> _Dataset entries on figures_
###
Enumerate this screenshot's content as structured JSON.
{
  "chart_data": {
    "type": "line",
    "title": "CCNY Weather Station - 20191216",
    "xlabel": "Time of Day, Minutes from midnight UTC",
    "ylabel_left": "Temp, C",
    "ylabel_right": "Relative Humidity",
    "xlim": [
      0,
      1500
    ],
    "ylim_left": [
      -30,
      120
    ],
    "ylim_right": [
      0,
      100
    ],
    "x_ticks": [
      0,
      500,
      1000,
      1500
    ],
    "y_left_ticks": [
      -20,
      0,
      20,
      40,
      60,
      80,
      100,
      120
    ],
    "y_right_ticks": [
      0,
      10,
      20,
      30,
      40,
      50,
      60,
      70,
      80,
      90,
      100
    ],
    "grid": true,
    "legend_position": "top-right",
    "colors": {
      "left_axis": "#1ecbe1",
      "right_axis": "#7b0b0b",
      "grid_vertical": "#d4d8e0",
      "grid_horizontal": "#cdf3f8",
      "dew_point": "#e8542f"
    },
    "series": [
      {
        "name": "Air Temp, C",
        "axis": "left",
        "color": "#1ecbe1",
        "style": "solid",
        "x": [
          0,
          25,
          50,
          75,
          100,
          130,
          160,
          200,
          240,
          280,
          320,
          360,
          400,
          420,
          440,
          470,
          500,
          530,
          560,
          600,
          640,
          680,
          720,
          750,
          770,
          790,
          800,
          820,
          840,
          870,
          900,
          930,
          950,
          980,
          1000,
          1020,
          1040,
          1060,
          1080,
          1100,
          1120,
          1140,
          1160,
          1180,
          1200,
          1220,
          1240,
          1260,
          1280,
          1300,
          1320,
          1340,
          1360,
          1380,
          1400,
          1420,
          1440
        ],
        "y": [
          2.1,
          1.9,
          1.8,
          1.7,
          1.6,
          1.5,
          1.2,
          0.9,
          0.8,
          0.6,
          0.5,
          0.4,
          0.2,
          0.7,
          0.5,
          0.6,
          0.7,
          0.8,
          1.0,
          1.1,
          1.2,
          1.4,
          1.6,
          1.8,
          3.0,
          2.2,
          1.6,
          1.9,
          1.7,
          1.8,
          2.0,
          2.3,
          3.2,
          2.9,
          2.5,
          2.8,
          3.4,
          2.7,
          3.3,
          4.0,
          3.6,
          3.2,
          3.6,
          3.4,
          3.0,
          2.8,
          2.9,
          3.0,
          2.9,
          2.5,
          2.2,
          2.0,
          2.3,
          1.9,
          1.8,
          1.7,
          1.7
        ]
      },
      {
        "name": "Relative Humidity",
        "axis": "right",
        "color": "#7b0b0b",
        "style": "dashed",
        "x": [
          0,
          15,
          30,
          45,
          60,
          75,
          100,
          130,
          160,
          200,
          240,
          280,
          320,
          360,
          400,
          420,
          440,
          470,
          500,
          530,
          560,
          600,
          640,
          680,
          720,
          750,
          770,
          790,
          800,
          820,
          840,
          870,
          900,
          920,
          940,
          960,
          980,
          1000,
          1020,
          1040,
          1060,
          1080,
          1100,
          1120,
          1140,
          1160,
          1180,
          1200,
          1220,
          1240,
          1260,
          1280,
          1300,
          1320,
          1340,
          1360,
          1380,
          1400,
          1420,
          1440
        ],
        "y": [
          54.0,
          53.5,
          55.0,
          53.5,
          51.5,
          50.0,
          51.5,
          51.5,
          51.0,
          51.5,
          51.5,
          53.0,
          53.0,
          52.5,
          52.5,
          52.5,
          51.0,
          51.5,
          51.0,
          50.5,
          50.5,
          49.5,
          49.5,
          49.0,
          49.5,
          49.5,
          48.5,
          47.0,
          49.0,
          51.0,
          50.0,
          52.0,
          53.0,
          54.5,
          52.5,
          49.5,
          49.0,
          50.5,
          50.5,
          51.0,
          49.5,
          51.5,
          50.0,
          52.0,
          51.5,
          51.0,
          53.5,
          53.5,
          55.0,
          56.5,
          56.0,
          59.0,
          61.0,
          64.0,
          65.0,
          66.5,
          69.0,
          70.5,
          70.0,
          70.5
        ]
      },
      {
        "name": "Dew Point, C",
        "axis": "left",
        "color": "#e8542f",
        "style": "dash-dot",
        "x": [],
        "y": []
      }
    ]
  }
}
###
> _Required work_
Report only how many lines of the listing hold the word "Humidity".

> _Response below_
2